:: RECORD EXTRACTS

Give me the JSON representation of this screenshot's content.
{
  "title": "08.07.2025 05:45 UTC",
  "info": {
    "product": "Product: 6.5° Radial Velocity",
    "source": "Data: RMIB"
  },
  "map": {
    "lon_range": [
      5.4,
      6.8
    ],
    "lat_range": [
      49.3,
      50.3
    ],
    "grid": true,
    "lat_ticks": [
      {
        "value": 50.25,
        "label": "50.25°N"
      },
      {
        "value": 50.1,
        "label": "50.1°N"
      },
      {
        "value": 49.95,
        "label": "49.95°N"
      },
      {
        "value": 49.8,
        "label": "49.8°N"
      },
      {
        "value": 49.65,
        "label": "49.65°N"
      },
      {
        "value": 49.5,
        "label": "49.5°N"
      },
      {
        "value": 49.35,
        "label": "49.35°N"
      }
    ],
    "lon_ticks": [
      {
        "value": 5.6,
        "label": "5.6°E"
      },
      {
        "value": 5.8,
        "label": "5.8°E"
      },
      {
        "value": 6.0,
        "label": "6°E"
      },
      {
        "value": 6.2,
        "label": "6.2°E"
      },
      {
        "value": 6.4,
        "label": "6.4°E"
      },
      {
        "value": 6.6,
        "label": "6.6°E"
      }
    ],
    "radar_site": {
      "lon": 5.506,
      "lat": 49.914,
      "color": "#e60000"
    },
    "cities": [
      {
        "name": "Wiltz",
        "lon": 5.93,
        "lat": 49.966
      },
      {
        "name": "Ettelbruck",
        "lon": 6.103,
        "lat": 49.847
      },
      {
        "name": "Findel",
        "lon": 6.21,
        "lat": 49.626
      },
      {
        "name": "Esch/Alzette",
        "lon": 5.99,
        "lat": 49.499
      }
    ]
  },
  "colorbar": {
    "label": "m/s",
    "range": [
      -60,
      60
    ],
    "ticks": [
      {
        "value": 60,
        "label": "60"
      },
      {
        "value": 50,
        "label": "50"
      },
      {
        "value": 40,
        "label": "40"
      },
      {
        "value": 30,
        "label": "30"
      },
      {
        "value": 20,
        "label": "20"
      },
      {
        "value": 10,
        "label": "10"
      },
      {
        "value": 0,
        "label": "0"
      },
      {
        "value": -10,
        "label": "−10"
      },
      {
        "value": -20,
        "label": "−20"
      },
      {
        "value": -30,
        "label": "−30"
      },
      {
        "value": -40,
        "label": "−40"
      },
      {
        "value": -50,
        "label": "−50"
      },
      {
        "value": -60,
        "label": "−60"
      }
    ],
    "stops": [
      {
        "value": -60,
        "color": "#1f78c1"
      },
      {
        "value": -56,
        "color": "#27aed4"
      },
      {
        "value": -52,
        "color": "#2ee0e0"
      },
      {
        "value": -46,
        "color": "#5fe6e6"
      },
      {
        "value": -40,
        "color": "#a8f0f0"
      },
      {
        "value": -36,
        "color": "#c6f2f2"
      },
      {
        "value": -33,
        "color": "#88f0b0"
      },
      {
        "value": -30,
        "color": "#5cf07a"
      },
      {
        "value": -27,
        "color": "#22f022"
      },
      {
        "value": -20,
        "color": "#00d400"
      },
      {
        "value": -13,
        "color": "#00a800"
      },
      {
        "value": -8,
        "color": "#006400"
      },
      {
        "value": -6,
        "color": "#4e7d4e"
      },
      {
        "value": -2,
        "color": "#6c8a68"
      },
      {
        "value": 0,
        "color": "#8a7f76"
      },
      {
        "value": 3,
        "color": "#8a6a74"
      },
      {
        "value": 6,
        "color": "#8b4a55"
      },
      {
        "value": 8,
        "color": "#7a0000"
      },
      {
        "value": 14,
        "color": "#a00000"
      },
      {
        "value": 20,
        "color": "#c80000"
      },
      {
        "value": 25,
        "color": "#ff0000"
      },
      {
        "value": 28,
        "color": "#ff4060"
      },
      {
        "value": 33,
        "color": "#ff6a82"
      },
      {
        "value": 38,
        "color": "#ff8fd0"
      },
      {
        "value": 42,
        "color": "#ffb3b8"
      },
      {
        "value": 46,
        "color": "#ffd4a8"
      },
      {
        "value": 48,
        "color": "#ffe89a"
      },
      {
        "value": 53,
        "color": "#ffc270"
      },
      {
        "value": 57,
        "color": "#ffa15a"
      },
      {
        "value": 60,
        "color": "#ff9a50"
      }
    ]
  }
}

::::

EXERCISE REQUIREMENTS: Track down all lines above with the string "name" and copy them.

SOLUTION TO THE PROBLEM:
        "name": "Wiltz",
        "name": "Ettelbruck",
        "name": "Findel",
        "name": "Esch/Alzette",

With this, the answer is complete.